>>>
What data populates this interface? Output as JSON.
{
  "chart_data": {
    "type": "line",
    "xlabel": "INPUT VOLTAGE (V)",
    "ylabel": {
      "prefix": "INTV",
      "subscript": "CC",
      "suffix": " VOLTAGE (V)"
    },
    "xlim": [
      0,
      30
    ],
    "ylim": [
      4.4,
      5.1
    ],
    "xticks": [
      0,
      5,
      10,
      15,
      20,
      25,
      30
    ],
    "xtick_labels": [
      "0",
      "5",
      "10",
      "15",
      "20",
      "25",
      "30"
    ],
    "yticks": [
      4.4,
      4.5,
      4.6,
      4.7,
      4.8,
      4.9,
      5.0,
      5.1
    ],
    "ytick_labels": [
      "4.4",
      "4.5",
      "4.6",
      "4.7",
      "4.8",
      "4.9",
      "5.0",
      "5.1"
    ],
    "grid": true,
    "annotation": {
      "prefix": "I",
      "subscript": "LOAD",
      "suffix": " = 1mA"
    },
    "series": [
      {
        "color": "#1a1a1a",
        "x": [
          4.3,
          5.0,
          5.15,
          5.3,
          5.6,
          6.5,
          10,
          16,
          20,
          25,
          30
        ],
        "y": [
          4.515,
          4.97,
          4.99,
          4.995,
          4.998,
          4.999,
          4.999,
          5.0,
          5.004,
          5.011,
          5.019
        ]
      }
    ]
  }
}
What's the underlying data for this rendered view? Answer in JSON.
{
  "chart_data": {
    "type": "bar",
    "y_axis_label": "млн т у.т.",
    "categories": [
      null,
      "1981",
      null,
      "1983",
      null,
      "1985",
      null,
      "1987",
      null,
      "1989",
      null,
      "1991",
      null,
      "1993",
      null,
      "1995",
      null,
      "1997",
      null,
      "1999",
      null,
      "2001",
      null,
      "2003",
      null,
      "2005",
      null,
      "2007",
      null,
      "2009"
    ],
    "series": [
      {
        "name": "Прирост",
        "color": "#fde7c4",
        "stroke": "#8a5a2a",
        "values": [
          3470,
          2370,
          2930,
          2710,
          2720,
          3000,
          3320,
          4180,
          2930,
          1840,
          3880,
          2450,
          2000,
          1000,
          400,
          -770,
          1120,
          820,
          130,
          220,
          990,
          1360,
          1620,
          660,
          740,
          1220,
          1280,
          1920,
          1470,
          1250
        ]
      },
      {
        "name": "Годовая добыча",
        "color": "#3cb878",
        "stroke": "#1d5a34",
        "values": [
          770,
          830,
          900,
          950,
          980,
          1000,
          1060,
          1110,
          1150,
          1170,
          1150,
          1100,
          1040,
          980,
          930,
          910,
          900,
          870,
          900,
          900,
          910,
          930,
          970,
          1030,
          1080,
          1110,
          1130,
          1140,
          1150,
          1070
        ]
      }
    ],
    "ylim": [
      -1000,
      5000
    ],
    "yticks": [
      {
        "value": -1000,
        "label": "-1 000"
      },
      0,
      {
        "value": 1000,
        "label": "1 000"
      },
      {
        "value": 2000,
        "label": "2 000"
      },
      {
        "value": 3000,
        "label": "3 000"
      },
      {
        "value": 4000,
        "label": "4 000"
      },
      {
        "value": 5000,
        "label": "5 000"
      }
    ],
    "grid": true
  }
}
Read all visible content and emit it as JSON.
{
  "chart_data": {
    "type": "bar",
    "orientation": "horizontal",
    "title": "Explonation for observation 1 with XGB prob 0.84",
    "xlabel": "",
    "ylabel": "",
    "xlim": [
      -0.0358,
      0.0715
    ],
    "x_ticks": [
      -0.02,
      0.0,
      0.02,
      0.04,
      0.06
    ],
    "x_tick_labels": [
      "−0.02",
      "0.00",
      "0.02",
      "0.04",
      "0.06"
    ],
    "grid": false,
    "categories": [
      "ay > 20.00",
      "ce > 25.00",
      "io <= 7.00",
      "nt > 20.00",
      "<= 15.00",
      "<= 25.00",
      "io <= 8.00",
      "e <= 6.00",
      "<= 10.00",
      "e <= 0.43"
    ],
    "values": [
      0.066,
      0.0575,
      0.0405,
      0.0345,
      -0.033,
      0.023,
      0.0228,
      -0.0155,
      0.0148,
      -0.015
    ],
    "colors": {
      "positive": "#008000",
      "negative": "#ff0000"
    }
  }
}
<<<
■ Goal ■
Each entry above is to be printed again exactly.

■ Solution to the exercise ■
What data populates this interface? Output as JSON.
{
  "chart_data": {
    "type": "line",
    "xlabel": "INPUT VOLTAGE (V)",
    "ylabel": {
      "prefix": "INTV",
      "subscript": "CC",
      "suffix": " VOLTAGE (V)"
    },
    "xlim": [
      0,
      30
    ],
    "ylim": [
      4.4,
      5.1
    ],
    "xticks": [
      0,
      5,
      10,
      15,
      20,
      25,
      30
    ],
    "xtick_labels": [
      "0",
      "5",
      "10",
      "15",
      "20",
      "25",
      "30"
    ],
    "yticks": [
      4.4,
      4.5,
      4.6,
      4.7,
      4.8,
      4.9,
      5.0,
      5.1
    ],
    "ytick_labels": [
      "4.4",
      "4.5",
      "4.6",
      "4.7",
      "4.8",
      "4.9",
      "5.0",
      "5.1"
    ],
    "grid": true,
    "annotation": {
      "prefix": "I",
      "subscript": "LOAD",
      "suffix": " = 1mA"
    },
    "series": [
      {
        "color": "#1a1a1a",
        "x": [
          4.3,
          5.0,
          5.15,
          5.3,
          5.6,
          6.5,
          10,
          16,
          20,
          25,
          30
        ],
        "y": [
          4.515,
          4.97,
          4.99,
          4.995,
          4.998,
          4.999,
          4.999,
          5.0,
          5.004,
          5.011,
          5.019
        ]
      }
    ]
  }
}
What's the underlying data for this rendered view? Answer in JSON.
{
  "chart_data": {
    "type": "bar",
    "y_axis_label": "млн т у.т.",
    "categories": [
      null,
      "1981",
      null,
      "1983",
      null,
      "1985",
      null,
      "1987",
      null,
      "1989",
      null,
      "1991",
      null,
      "1993",
      null,
      "1995",
      null,
      "1997",
      null,
      "1999",
      null,
      "2001",
      null,
      "2003",
      null,
      "2005",
      null,
      "2007",
      null,
      "2009"
    ],
    "series": [
      {
        "name": "Прирост",
        "color": "#fde7c4",
        "stroke": "#8a5a2a",
        "values": [
          3470,
          2370,
          2930,
          2710,
          2720,
          3000,
          3320,
          4180,
          2930,
          1840,
          3880,
          2450,
          2000,
          1000,
          400,
          -770,
          1120,
          820,
          130,
          220,
          990,
          1360,
          1620,
          660,
          740,
          1220,
          1280,
          1920,
          1470,
          1250
        ]
      },
      {
        "name": "Годовая добыча",
        "color": "#3cb878",
        "stroke": "#1d5a34",
        "values": [
          770,
          830,
          900,
          950,
          980,
          1000,
          1060,
          1110,
          1150,
          1170,
          1150,
          1100,
          1040,
          980,
          930,
          910,
          900,
          870,
          900,
          900,
          910,
          930,
          970,
          1030,
          1080,
          1110,
          1130,
          1140,
          1150,
          1070
        ]
      }
    ],
    "ylim": [
      -1000,
      5000
    ],
    "yticks": [
      {
        "value": -1000,
        "label": "-1 000"
      },
      0,
      {
        "value": 1000,
        "label": "1 000"
      },
      {
        "value": 2000,
        "label": "2 000"
      },
      {
        "value": 3000,
        "label": "3 000"
      },
      {
        "value": 4000,
        "label": "4 000"
      },
      {
        "value": 5000,
        "label": "5 000"
      }
    ],
    "grid": true
  }
}
Read all visible content and emit it as JSON.
{
  "chart_data": {
    "type": "bar",
    "orientation": "horizontal",
    "title": "Explonation for observation 1 with XGB prob 0.84",
    "xlabel": "",
    "ylabel": "",
    "xlim": [
      -0.0358,
      0.0715
    ],
    "x_ticks": [
      -0.02,
      0.0,
      0.02,
      0.04,
      0.06
    ],
    "x_tick_labels": [
      "−0.02",
      "0.00",
      "0.02",
      "0.04",
      "0.06"
    ],
    "grid": false,
    "categories": [
      "ay > 20.00",
      "ce > 25.00",
      "io <= 7.00",
      "nt > 20.00",
      "<= 15.00",
      "<= 25.00",
      "io <= 8.00",
      "e <= 6.00",
      "<= 10.00",
      "e <= 0.43"
    ],
    "values": [
      0.066,
      0.0575,
      0.0405,
      0.0345,
      -0.033,
      0.023,
      0.0228,
      -0.0155,
      0.0148,
      -0.015
    ],
    "colors": {
      "positive": "#008000",
      "negative": "#ff0000"
    }
  }
}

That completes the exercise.